→ WRITTEN EXERCISE
Write the material out again in full, exactly.
_ _ _ _
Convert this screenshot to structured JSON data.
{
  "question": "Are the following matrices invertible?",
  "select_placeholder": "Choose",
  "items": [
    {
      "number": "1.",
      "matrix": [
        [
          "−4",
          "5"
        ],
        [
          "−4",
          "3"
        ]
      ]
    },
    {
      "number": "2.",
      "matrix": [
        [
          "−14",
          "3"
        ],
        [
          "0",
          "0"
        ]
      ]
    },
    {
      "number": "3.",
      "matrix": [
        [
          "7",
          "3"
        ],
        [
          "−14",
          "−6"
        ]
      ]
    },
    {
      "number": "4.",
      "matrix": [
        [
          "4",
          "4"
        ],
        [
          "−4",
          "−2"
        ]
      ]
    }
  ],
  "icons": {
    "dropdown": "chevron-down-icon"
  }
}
_ _ _ _
→ FINAL RESULT
Convert this screenshot to structured JSON data.
{
  "question": "Are the following matrices invertible?",
  "select_placeholder": "Choose",
  "items": [
    {
      "number": "1.",
      "matrix": [
        [
          "−4",
          "5"
        ],
        [
          "−4",
          "3"
        ]
      ]
    },
    {
      "number": "2.",
      "matrix": [
        [
          "−14",
          "3"
        ],
        [
          "0",
          "0"
        ]
      ]
    },
    {
      "number": "3.",
      "matrix": [
        [
          "7",
          "3"
        ],
        [
          "−14",
          "−6"
        ]
      ]
    },
    {
      "number": "4.",
      "matrix": [
        [
          "4",
          "4"
        ],
        [
          "−4",
          "−2"
        ]
      ]
    }
  ],
  "icons": {
    "dropdown": "chevron-down-icon"
  }
}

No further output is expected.